Given records start

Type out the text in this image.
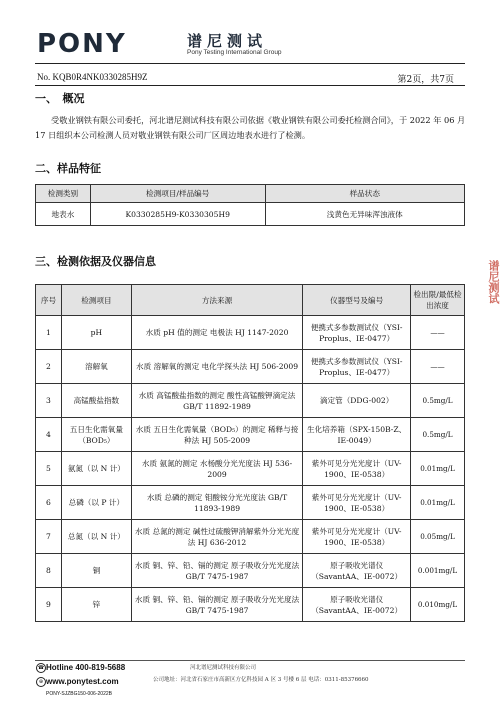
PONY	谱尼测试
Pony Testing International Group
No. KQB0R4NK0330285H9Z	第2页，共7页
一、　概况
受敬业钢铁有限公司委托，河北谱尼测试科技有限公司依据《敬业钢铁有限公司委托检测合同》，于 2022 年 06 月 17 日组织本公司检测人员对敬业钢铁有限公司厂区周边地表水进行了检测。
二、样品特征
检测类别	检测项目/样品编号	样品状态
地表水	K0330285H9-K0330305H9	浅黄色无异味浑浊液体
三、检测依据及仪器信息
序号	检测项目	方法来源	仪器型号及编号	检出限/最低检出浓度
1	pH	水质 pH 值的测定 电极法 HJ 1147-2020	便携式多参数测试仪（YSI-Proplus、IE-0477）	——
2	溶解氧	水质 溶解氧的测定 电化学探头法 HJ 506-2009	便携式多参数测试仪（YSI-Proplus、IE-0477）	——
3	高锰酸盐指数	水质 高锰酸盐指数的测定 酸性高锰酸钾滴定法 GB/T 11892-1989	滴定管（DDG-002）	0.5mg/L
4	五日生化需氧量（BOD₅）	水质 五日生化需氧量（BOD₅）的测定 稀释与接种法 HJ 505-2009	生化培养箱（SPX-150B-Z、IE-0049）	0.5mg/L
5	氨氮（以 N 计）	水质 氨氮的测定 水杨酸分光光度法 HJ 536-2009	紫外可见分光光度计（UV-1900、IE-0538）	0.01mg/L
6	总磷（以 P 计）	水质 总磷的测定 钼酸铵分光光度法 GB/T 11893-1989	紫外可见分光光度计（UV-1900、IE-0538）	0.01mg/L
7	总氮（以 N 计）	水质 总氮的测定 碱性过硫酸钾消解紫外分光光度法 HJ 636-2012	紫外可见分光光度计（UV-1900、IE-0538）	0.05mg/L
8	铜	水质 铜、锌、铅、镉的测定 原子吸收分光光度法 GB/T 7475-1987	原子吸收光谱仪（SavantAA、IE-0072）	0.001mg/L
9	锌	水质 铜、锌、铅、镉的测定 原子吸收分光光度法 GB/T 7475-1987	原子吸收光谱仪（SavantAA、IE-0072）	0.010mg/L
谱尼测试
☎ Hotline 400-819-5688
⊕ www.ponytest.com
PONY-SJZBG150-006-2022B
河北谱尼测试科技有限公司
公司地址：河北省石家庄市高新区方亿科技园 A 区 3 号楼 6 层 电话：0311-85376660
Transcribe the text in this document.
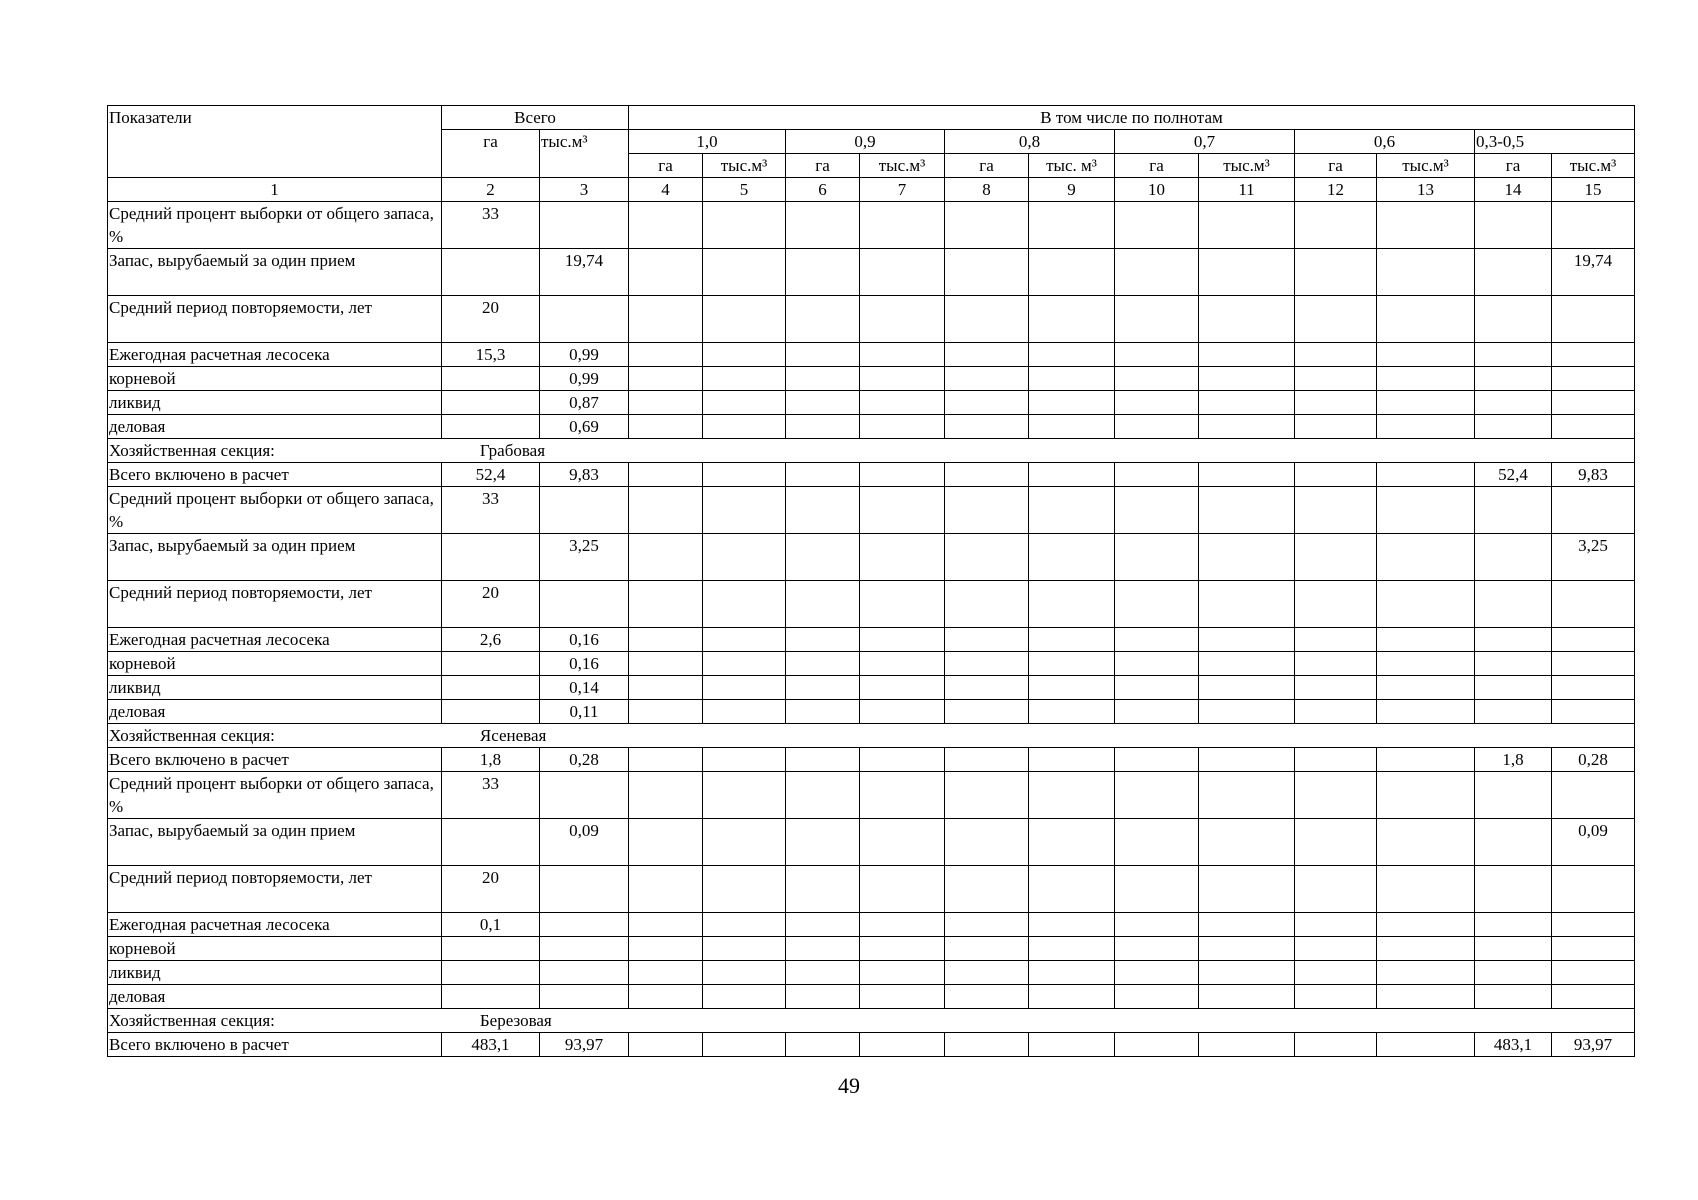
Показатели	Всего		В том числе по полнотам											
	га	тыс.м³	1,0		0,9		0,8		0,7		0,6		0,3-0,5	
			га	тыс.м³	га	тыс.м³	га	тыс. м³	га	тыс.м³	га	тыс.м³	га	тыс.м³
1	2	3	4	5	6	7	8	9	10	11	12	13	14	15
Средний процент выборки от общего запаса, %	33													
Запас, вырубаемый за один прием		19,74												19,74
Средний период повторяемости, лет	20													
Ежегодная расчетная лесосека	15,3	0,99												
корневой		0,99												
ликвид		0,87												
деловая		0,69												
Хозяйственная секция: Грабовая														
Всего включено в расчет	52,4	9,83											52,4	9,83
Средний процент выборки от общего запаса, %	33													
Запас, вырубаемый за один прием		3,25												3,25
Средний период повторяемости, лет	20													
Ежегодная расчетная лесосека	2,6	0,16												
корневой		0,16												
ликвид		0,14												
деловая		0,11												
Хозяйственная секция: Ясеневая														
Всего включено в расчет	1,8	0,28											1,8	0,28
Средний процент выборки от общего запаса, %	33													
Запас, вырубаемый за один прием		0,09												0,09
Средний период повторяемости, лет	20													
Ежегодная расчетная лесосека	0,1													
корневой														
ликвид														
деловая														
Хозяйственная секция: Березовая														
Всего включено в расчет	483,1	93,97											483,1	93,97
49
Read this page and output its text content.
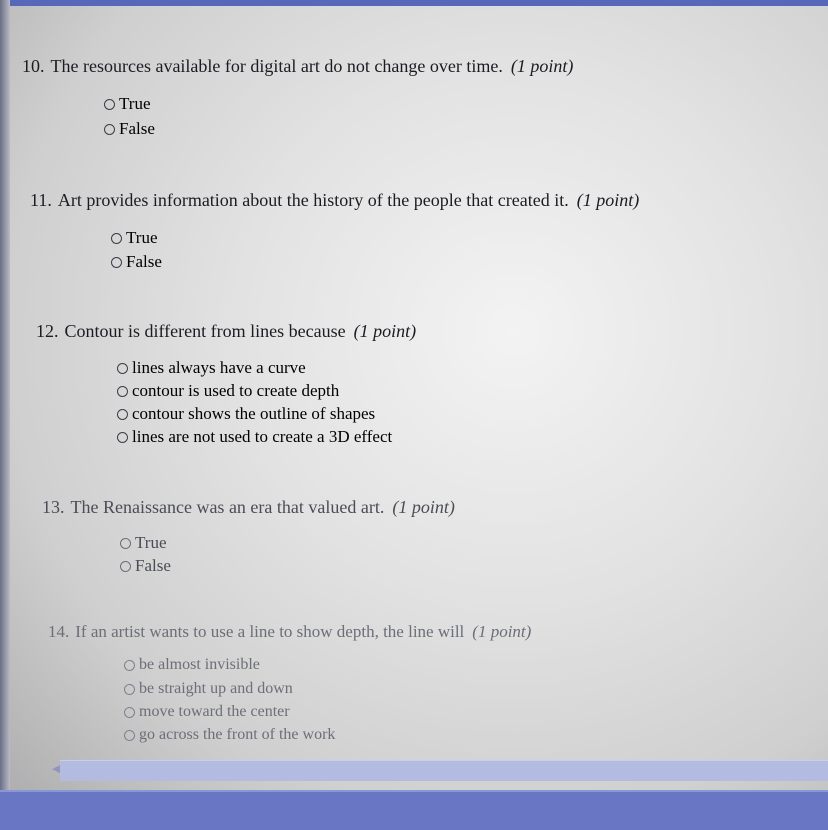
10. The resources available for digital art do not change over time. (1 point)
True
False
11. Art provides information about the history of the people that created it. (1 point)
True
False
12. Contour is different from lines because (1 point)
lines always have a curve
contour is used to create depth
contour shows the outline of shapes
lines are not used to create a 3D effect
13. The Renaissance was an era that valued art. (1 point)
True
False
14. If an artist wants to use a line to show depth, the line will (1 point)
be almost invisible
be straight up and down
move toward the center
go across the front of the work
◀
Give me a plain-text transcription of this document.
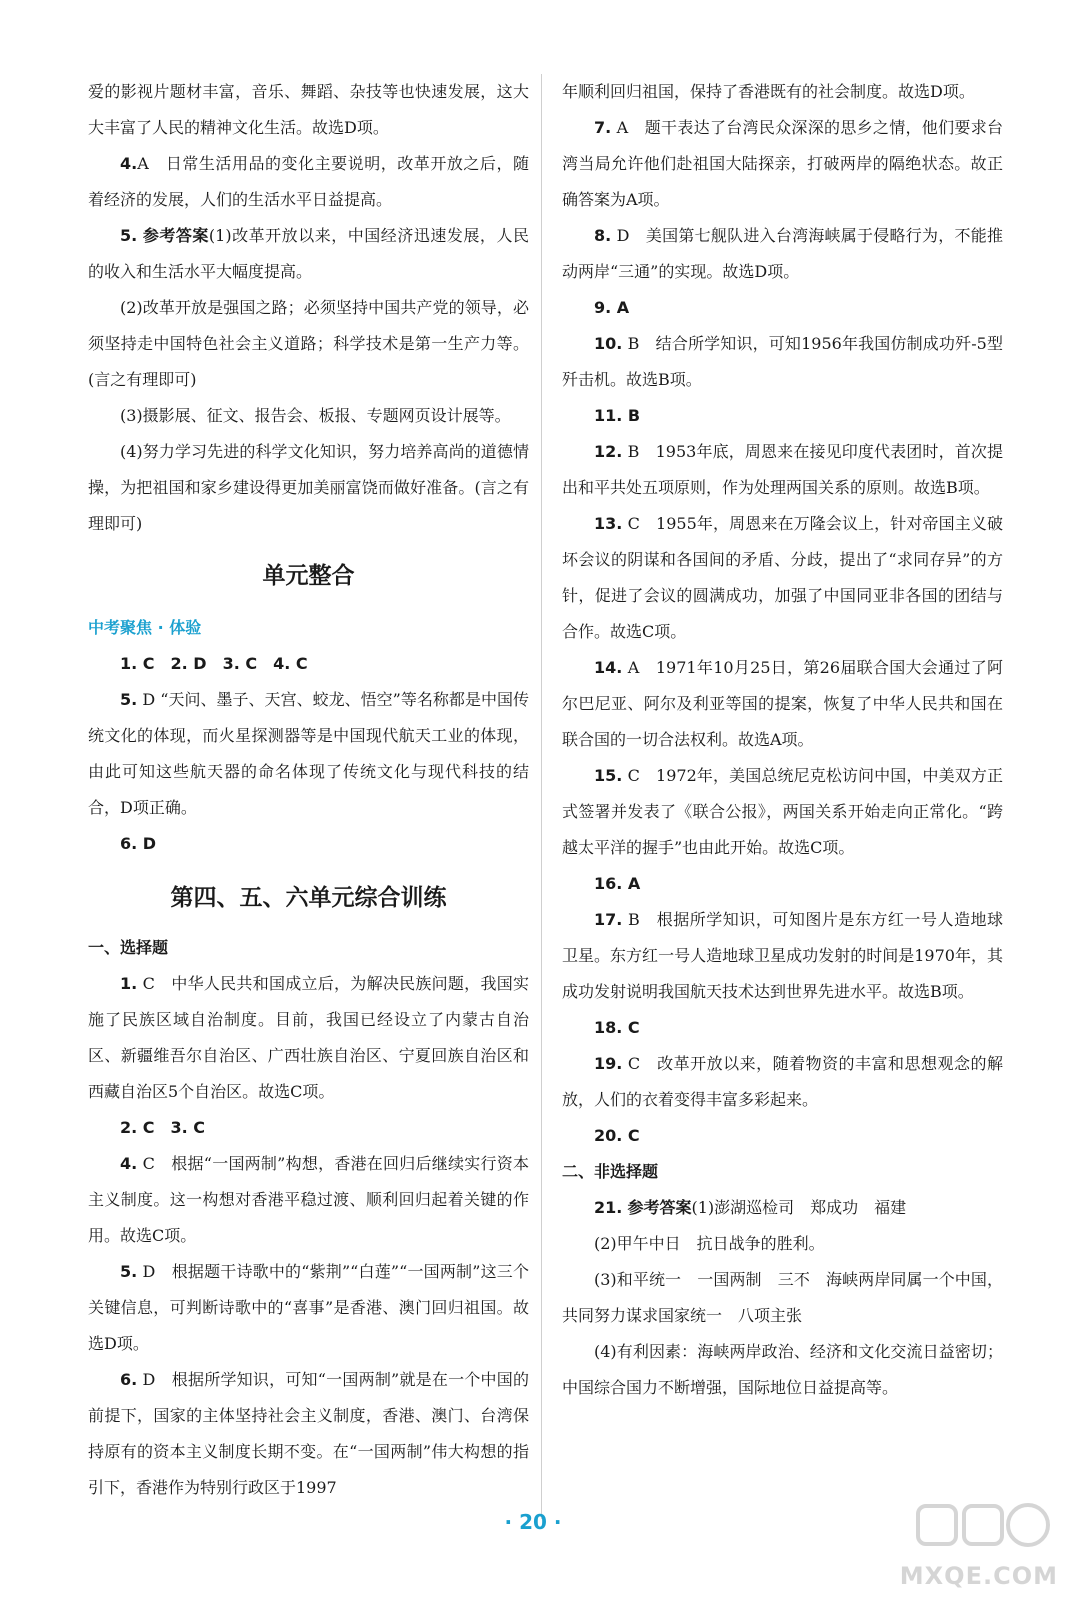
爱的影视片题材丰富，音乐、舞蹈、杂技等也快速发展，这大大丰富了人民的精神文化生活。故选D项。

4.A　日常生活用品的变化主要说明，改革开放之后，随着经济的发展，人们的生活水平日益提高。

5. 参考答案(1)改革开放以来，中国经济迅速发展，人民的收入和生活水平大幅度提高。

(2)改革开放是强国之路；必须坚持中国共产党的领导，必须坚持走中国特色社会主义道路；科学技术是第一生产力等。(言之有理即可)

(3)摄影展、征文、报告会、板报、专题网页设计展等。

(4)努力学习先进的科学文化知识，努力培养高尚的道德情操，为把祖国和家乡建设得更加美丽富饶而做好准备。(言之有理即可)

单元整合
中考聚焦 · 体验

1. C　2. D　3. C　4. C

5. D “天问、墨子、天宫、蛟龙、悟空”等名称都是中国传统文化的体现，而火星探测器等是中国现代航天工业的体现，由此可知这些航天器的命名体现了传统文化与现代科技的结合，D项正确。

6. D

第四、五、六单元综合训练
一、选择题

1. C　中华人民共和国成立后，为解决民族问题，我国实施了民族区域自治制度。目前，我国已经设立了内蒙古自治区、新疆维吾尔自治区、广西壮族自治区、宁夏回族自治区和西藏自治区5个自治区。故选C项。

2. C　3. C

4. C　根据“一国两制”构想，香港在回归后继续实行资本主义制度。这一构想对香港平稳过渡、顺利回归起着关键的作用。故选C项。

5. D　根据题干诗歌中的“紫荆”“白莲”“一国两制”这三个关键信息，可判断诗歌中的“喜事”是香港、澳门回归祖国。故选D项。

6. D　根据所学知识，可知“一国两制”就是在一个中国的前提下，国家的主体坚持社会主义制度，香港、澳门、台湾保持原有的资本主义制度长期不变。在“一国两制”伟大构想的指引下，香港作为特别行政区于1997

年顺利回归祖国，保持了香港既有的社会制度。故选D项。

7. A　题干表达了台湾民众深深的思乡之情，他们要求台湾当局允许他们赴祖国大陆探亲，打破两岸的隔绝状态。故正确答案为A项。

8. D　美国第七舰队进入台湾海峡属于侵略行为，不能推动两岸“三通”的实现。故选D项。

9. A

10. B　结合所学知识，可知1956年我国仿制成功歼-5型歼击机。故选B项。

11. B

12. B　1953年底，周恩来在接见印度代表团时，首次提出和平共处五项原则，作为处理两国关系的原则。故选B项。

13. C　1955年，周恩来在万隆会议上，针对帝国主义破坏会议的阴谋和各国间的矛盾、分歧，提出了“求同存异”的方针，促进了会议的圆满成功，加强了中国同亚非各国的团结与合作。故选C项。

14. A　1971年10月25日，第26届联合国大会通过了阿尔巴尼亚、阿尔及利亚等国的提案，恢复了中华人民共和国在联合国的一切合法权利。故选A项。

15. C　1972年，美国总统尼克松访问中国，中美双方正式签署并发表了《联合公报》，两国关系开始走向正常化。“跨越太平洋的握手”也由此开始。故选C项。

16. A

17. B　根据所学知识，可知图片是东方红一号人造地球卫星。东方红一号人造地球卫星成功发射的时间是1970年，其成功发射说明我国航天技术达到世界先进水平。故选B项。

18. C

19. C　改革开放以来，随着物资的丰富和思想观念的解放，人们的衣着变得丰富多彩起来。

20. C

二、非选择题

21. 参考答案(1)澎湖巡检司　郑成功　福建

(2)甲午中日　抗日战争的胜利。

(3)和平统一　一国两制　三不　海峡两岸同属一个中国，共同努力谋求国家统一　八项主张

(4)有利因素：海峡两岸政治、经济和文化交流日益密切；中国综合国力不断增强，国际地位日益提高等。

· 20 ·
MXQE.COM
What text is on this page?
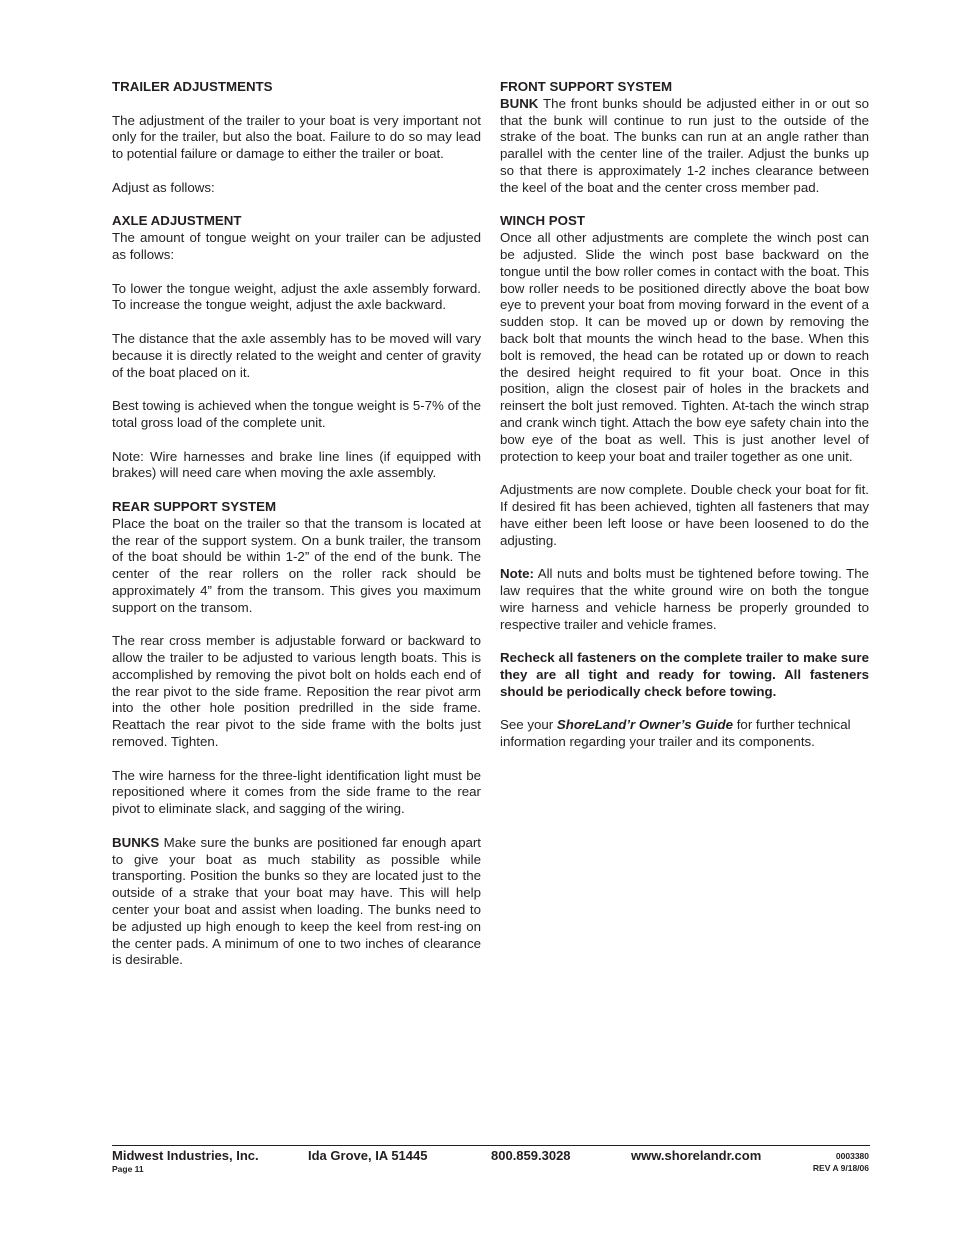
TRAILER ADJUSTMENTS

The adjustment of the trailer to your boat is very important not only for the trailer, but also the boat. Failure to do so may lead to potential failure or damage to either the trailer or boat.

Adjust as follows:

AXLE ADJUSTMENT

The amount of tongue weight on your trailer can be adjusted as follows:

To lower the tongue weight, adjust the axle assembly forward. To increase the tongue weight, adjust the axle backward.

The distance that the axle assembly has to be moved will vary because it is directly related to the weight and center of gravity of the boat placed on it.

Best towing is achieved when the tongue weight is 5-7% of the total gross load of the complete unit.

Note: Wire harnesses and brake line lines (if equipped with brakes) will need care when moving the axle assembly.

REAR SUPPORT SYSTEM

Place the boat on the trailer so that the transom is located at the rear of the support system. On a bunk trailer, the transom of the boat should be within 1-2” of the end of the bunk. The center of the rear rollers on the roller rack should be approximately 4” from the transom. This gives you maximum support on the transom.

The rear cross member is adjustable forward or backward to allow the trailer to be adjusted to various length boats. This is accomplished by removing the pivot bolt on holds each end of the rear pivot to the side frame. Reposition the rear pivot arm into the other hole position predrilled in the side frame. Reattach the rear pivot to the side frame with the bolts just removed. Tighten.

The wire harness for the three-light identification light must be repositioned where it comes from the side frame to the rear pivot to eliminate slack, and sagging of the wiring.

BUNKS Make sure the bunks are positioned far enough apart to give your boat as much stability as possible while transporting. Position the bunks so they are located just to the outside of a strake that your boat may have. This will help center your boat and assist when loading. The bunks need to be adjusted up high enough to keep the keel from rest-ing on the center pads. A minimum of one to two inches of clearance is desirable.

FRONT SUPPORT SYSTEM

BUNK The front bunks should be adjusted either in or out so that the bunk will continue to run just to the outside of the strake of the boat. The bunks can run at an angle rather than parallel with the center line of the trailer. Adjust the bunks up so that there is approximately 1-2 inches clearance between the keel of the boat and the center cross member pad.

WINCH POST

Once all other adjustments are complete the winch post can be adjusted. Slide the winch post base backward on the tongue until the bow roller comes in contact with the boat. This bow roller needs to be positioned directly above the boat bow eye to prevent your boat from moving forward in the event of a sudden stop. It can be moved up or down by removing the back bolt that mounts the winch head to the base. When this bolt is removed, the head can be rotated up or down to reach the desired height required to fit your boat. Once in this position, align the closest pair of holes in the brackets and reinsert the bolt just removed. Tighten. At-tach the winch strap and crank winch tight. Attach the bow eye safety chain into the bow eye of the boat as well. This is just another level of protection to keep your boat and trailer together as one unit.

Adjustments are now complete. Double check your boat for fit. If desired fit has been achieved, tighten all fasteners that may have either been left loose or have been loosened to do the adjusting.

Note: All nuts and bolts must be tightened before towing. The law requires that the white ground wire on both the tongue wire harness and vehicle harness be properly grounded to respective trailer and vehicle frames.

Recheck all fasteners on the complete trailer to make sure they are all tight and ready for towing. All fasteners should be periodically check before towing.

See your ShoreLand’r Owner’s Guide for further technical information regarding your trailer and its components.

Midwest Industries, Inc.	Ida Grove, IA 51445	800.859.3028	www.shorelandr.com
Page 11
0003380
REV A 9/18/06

Given records end

[Required task] Track down all lines above with the string "complete" and copy them.

[Task result]
Best towing is achieved when the tongue weight is 5-7% of the total gross load of the complete unit.
Once all other adjustments are complete the winch post can be adjusted. Slide the winch post base backward on the tongue until the bow roller comes in contact with the boat. This bow roller needs to be positioned directly above the boat bow eye to prevent your boat from moving forward in the event of a sudden stop. It can be moved up or down by removing the back bolt that mounts the winch head to the base. When this bolt is removed, the head can be rotated up or down to reach the desired height required to fit your boat. Once in this position, align the closest pair of holes in the brackets and reinsert the bolt just removed. Tighten. At-tach the winch strap and crank winch tight. Attach the bow eye safety chain into the bow eye of the boat as well. This is just another level of protection to keep your boat and trailer together as one unit.
Adjustments are now complete. Double check your boat for fit. If desired fit has been achieved, tighten all fasteners that may have either been left loose or have been loosened to do the adjusting.
Recheck all fasteners on the complete trailer to make sure they are all tight and ready for towing. All fasteners should be periodically check before towing.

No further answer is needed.